**AIM:**
Pictures do not belong in the copy. Return all of the entries exactly.

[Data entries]

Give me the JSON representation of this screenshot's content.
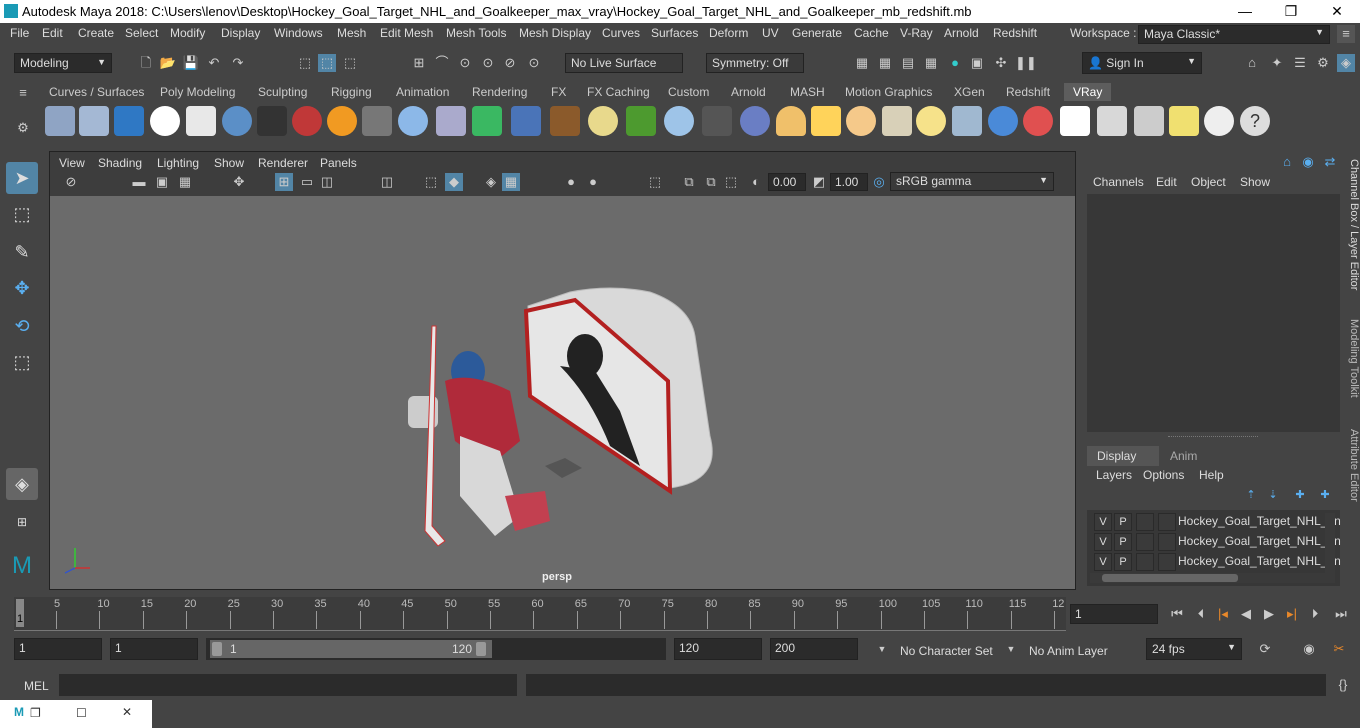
{
  "title": "Autodesk Maya 2018: C:\\Users\\lenov\\Desktop\\Hockey_Goal_Target_NHL_and_Goalkeeper_max_vray\\Hockey_Goal_Target_NHL_and_Goalkeeper_mb_redshift.mb",
  "window_controls": [
    "—",
    "❐",
    "✕"
  ],
  "menus": [
    "File",
    "Edit",
    "Create",
    "Select",
    "Modify",
    "Display",
    "Windows",
    "Mesh",
    "Edit Mesh",
    "Mesh Tools",
    "Mesh Display",
    "Curves",
    "Surfaces",
    "Deform",
    "UV",
    "Generate",
    "Cache",
    "V-Ray",
    "Arnold",
    "Redshift"
  ],
  "workspace": {
    "label": "Workspace :",
    "value": "Maya Classic*"
  },
  "status": {
    "mode": "Modeling",
    "live_surface": "No Live Surface",
    "symmetry": "Symmetry: Off",
    "sign_in": "Sign In"
  },
  "shelf_tabs": [
    "Curves / Surfaces",
    "Poly Modeling",
    "Sculpting",
    "Rigging",
    "Animation",
    "Rendering",
    "FX",
    "FX Caching",
    "Custom",
    "Arnold",
    "MASH",
    "Motion Graphics",
    "XGen",
    "Redshift",
    "VRay"
  ],
  "shelf_active": "VRay",
  "viewport": {
    "menus": [
      "View",
      "Shading",
      "Lighting",
      "Show",
      "Renderer",
      "Panels"
    ],
    "exposure": "0.00",
    "gamma": "1.00",
    "color_space": "sRGB gamma",
    "camera_label": "persp"
  },
  "channel_box": {
    "menus": [
      "Channels",
      "Edit",
      "Object",
      "Show"
    ],
    "tabs": [
      "Display",
      "Anim"
    ],
    "layer_menus": [
      "Layers",
      "Options",
      "Help"
    ],
    "layers": [
      {
        "v": "V",
        "p": "P",
        "name": "Hockey_Goal_Target_NHL_an"
      },
      {
        "v": "V",
        "p": "P",
        "name": "Hockey_Goal_Target_NHL_an"
      },
      {
        "v": "V",
        "p": "P",
        "name": "Hockey_Goal_Target_NHL_an"
      }
    ]
  },
  "side_tabs": [
    "Channel Box / Layer Editor",
    "Modeling Toolkit",
    "Attribute Editor"
  ],
  "timeline": {
    "ticks": [
      "5",
      "10",
      "15",
      "20",
      "25",
      "30",
      "35",
      "40",
      "45",
      "50",
      "55",
      "60",
      "65",
      "70",
      "75",
      "80",
      "85",
      "90",
      "95",
      "100",
      "105",
      "110",
      "115",
      "12"
    ],
    "current_frame_marker": "1",
    "current_frame": "1"
  },
  "range": {
    "start": "1",
    "start_inner": "1",
    "slider_start": "1",
    "slider_end": "120",
    "end_inner": "120",
    "end": "200",
    "character_set": "No Character Set",
    "anim_layer": "No Anim Layer",
    "fps": "24 fps"
  },
  "command_line": {
    "label": "MEL"
  },
  "taskbar": {
    "controls": [
      "❐",
      "☐",
      "✕"
    ]
  }
}
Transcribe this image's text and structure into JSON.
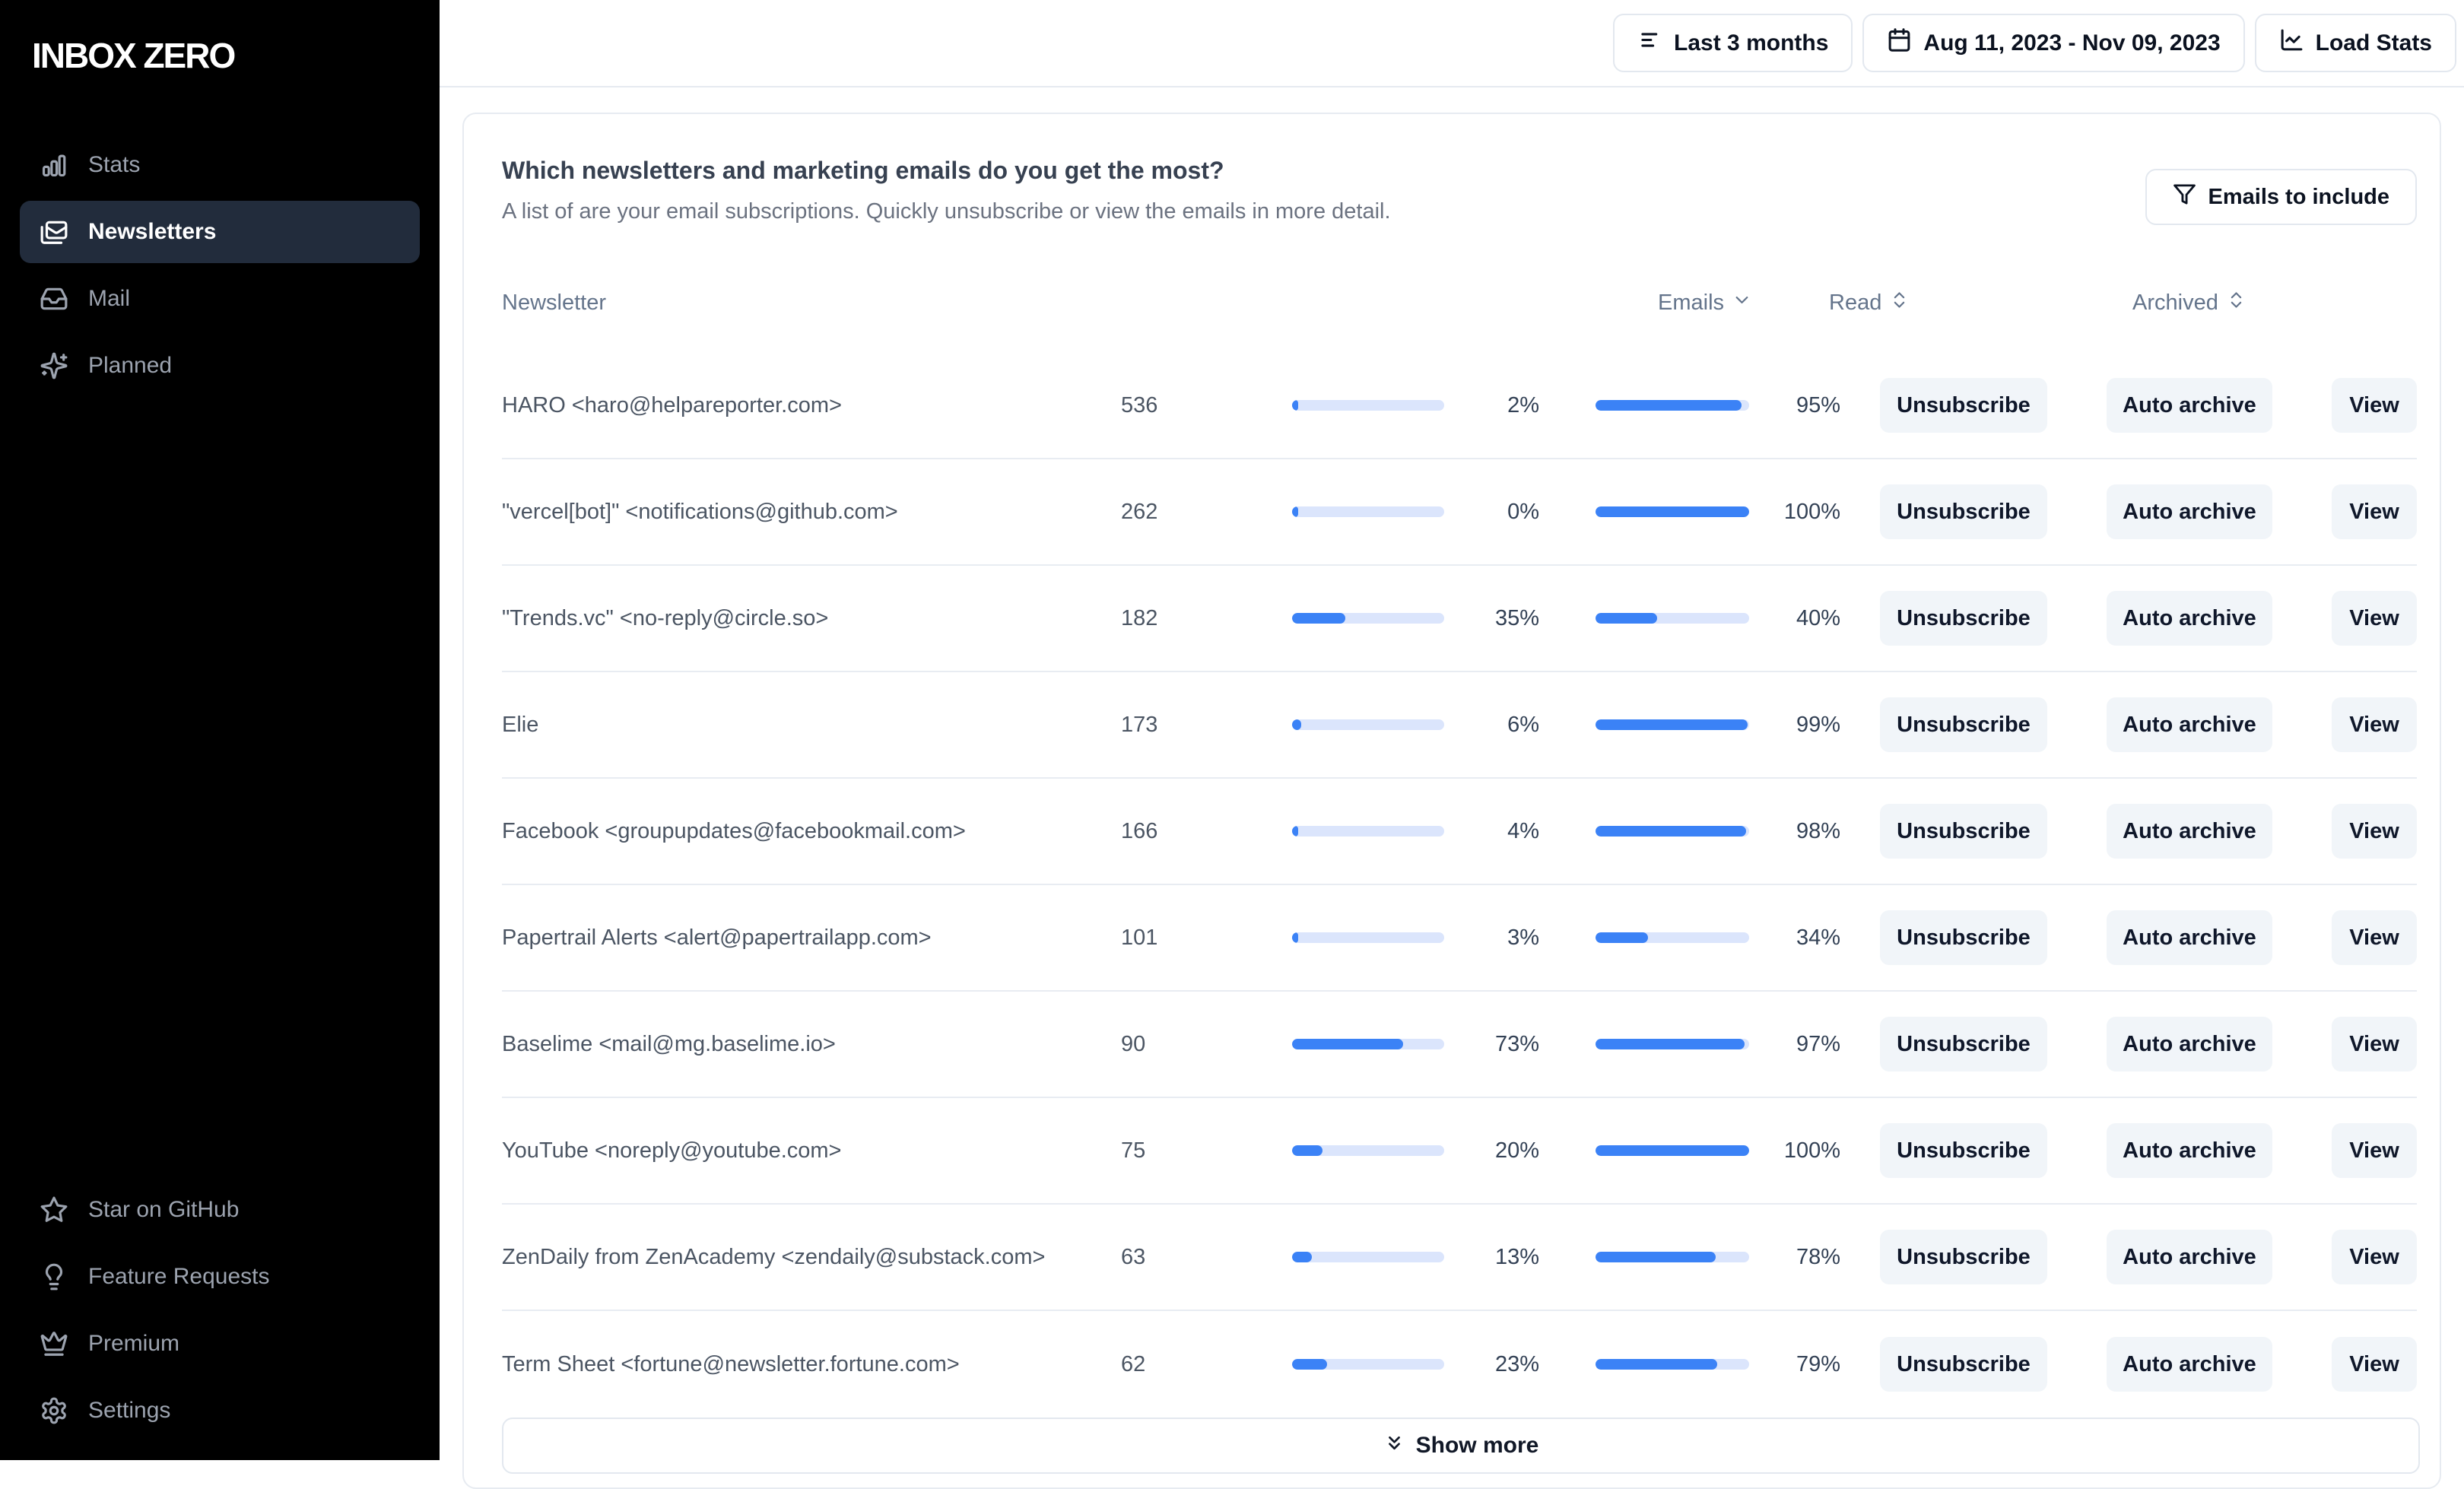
{
  "app": {
    "name": "INBOX ZERO"
  },
  "colors": {
    "sidebar_bg": "#000000",
    "sidebar_active_bg": "#222c3c",
    "accent_blue": "#3b82f6",
    "bar_track": "#dbe5fc",
    "action_button_bg": "#f1f5f9",
    "border": "#e3e8ef"
  },
  "sidebar": {
    "items": [
      {
        "label": "Stats",
        "icon": "bar-chart-icon",
        "active": false
      },
      {
        "label": "Newsletters",
        "icon": "newsletter-mail-icon",
        "active": true
      },
      {
        "label": "Mail",
        "icon": "inbox-icon",
        "active": false
      },
      {
        "label": "Planned",
        "icon": "sparkles-icon",
        "active": false
      }
    ],
    "footer_items": [
      {
        "label": "Star on GitHub",
        "icon": "star-icon"
      },
      {
        "label": "Feature Requests",
        "icon": "lightbulb-icon"
      },
      {
        "label": "Premium",
        "icon": "crown-icon"
      },
      {
        "label": "Settings",
        "icon": "gear-icon"
      }
    ]
  },
  "topbar": {
    "buttons": [
      {
        "label": "Last 3 months",
        "icon": "filter-lines-icon"
      },
      {
        "label": "Aug 11, 2023 - Nov 09, 2023",
        "icon": "calendar-icon"
      },
      {
        "label": "Load Stats",
        "icon": "line-chart-icon"
      }
    ]
  },
  "panel": {
    "title": "Which newsletters and marketing emails do you get the most?",
    "subtitle": "A list of are your email subscriptions. Quickly unsubscribe or view the emails in more detail.",
    "filter_button": {
      "label": "Emails to include",
      "icon": "funnel-icon"
    },
    "table": {
      "columns": [
        {
          "label": "Newsletter",
          "sort": null
        },
        {
          "label": "Emails",
          "sort": "desc"
        },
        {
          "label": "Read",
          "sort": "sortable"
        },
        {
          "label": "Archived",
          "sort": "sortable"
        }
      ],
      "row_actions": [
        "Unsubscribe",
        "Auto archive",
        "View"
      ],
      "rows": [
        {
          "name": "HARO <haro@helpareporter.com>",
          "emails": 536,
          "read_pct": 2,
          "archived_pct": 95
        },
        {
          "name": "\"vercel[bot]\" <notifications@github.com>",
          "emails": 262,
          "read_pct": 0,
          "archived_pct": 100
        },
        {
          "name": "\"Trends.vc\" <no-reply@circle.so>",
          "emails": 182,
          "read_pct": 35,
          "archived_pct": 40
        },
        {
          "name": "Elie",
          "emails": 173,
          "read_pct": 6,
          "archived_pct": 99
        },
        {
          "name": "Facebook <groupupdates@facebookmail.com>",
          "emails": 166,
          "read_pct": 4,
          "archived_pct": 98
        },
        {
          "name": "Papertrail Alerts <alert@papertrailapp.com>",
          "emails": 101,
          "read_pct": 3,
          "archived_pct": 34
        },
        {
          "name": "Baselime <mail@mg.baselime.io>",
          "emails": 90,
          "read_pct": 73,
          "archived_pct": 97
        },
        {
          "name": "YouTube <noreply@youtube.com>",
          "emails": 75,
          "read_pct": 20,
          "archived_pct": 100
        },
        {
          "name": "ZenDaily from ZenAcademy <zendaily@substack.com>",
          "emails": 63,
          "read_pct": 13,
          "archived_pct": 78
        },
        {
          "name": "Term Sheet <fortune@newsletter.fortune.com>",
          "emails": 62,
          "read_pct": 23,
          "archived_pct": 79
        }
      ],
      "show_more_label": "Show more"
    }
  }
}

**SOLUTION FOR THIS EXERCISE:**
Give me the JSON representation of this screenshot's content.
{
  "title": "Autodesk Maya 2018: C:\\Users\\lenov\\Desktop\\Hockey_Goal_Target_NHL_and_Goalkeeper_max_vray\\Hockey_Goal_Target_NHL_and_Goalkeeper_mb_redshift.mb",
  "window_controls": [
    "—",
    "❐",
    "✕"
  ],
  "menus": [
    "File",
    "Edit",
    "Create",
    "Select",
    "Modify",
    "Display",
    "Windows",
    "Mesh",
    "Edit Mesh",
    "Mesh Tools",
    "Mesh Display",
    "Curves",
    "Surfaces",
    "Deform",
    "UV",
    "Generate",
    "Cache",
    "V-Ray",
    "Arnold",
    "Redshift"
  ],
  "workspace": {
    "label": "Workspace :",
    "value": "Maya Classic*"
  },
  "status": {
    "mode": "Modeling",
    "live_surface": "No Live Surface",
    "symmetry": "Symmetry: Off",
    "sign_in": "Sign In"
  },
  "shelf_tabs": [
    "Curves / Surfaces",
    "Poly Modeling",
    "Sculpting",
    "Rigging",
    "Animation",
    "Rendering",
    "FX",
    "FX Caching",
    "Custom",
    "Arnold",
    "MASH",
    "Motion Graphics",
    "XGen",
    "Redshift",
    "VRay"
  ],
  "shelf_active": "VRay",
  "viewport": {
    "menus": [
      "View",
      "Shading",
      "Lighting",
      "Show",
      "Renderer",
      "Panels"
    ],
    "exposure": "0.00",
    "gamma": "1.00",
    "color_space": "sRGB gamma",
    "camera_label": "persp"
  },
  "channel_box": {
    "menus": [
      "Channels",
      "Edit",
      "Object",
      "Show"
    ],
    "tabs": [
      "Display",
      "Anim"
    ],
    "layer_menus": [
      "Layers",
      "Options",
      "Help"
    ],
    "layers": [
      {
        "v": "V",
        "p": "P",
        "name": "Hockey_Goal_Target_NHL_an"
      },
      {
        "v": "V",
        "p": "P",
        "name": "Hockey_Goal_Target_NHL_an"
      },
      {
        "v": "V",
        "p": "P",
        "name": "Hockey_Goal_Target_NHL_an"
      }
    ]
  },
  "side_tabs": [
    "Channel Box / Layer Editor",
    "Modeling Toolkit",
    "Attribute Editor"
  ],
  "timeline": {
    "ticks": [
      "5",
      "10",
      "15",
      "20",
      "25",
      "30",
      "35",
      "40",
      "45",
      "50",
      "55",
      "60",
      "65",
      "70",
      "75",
      "80",
      "85",
      "90",
      "95",
      "100",
      "105",
      "110",
      "115",
      "12"
    ],
    "current_frame_marker": "1",
    "current_frame": "1"
  },
  "range": {
    "start": "1",
    "start_inner": "1",
    "slider_start": "1",
    "slider_end": "120",
    "end_inner": "120",
    "end": "200",
    "character_set": "No Character Set",
    "anim_layer": "No Anim Layer",
    "fps": "24 fps"
  },
  "command_line": {
    "label": "MEL"
  },
  "taskbar": {
    "controls": [
      "❐",
      "☐",
      "✕"
    ]
  }
}
Transcribe this image's text and structure into JSON.
{
  "app": {
    "name": "INBOX ZERO"
  },
  "colors": {
    "sidebar_bg": "#000000",
    "sidebar_active_bg": "#222c3c",
    "accent_blue": "#3b82f6",
    "bar_track": "#dbe5fc",
    "action_button_bg": "#f1f5f9",
    "border": "#e3e8ef"
  },
  "sidebar": {
    "items": [
      {
        "label": "Stats",
        "icon": "bar-chart-icon",
        "active": false
      },
      {
        "label": "Newsletters",
        "icon": "newsletter-mail-icon",
        "active": true
      },
      {
        "label": "Mail",
        "icon": "inbox-icon",
        "active": false
      },
      {
        "label": "Planned",
        "icon": "sparkles-icon",
        "active": false
      }
    ],
    "footer_items": [
      {
        "label": "Star on GitHub",
        "icon": "star-icon"
      },
      {
        "label": "Feature Requests",
        "icon": "lightbulb-icon"
      },
      {
        "label": "Premium",
        "icon": "crown-icon"
      },
      {
        "label": "Settings",
        "icon": "gear-icon"
      }
    ]
  },
  "topbar": {
    "buttons": [
      {
        "label": "Last 3 months",
        "icon": "filter-lines-icon"
      },
      {
        "label": "Aug 11, 2023 - Nov 09, 2023",
        "icon": "calendar-icon"
      },
      {
        "label": "Load Stats",
        "icon": "line-chart-icon"
      }
    ]
  },
  "panel": {
    "title": "Which newsletters and marketing emails do you get the most?",
    "subtitle": "A list of are your email subscriptions. Quickly unsubscribe or view the emails in more detail.",
    "filter_button": {
      "label": "Emails to include",
      "icon": "funnel-icon"
    },
    "table": {
      "columns": [
        {
          "label": "Newsletter",
          "sort": null
        },
        {
          "label": "Emails",
          "sort": "desc"
        },
        {
          "label": "Read",
          "sort": "sortable"
        },
        {
          "label": "Archived",
          "sort": "sortable"
        }
      ],
      "row_actions": [
        "Unsubscribe",
        "Auto archive",
        "View"
      ],
      "rows": [
        {
          "name": "HARO <haro@helpareporter.com>",
          "emails": 536,
          "read_pct": 2,
          "archived_pct": 95
        },
        {
          "name": "\"vercel[bot]\" <notifications@github.com>",
          "emails": 262,
          "read_pct": 0,
          "archived_pct": 100
        },
        {
          "name": "\"Trends.vc\" <no-reply@circle.so>",
          "emails": 182,
          "read_pct": 35,
          "archived_pct": 40
        },
        {
          "name": "Elie",
          "emails": 173,
          "read_pct": 6,
          "archived_pct": 99
        },
        {
          "name": "Facebook <groupupdates@facebookmail.com>",
          "emails": 166,
          "read_pct": 4,
          "archived_pct": 98
        },
        {
          "name": "Papertrail Alerts <alert@papertrailapp.com>",
          "emails": 101,
          "read_pct": 3,
          "archived_pct": 34
        },
        {
          "name": "Baselime <mail@mg.baselime.io>",
          "emails": 90,
          "read_pct": 73,
          "archived_pct": 97
        },
        {
          "name": "YouTube <noreply@youtube.com>",
          "emails": 75,
          "read_pct": 20,
          "archived_pct": 100
        },
        {
          "name": "ZenDaily from ZenAcademy <zendaily@substack.com>",
          "emails": 63,
          "read_pct": 13,
          "archived_pct": 78
        },
        {
          "name": "Term Sheet <fortune@newsletter.fortune.com>",
          "emails": 62,
          "read_pct": 23,
          "archived_pct": 79
        }
      ],
      "show_more_label": "Show more"
    }
  }
}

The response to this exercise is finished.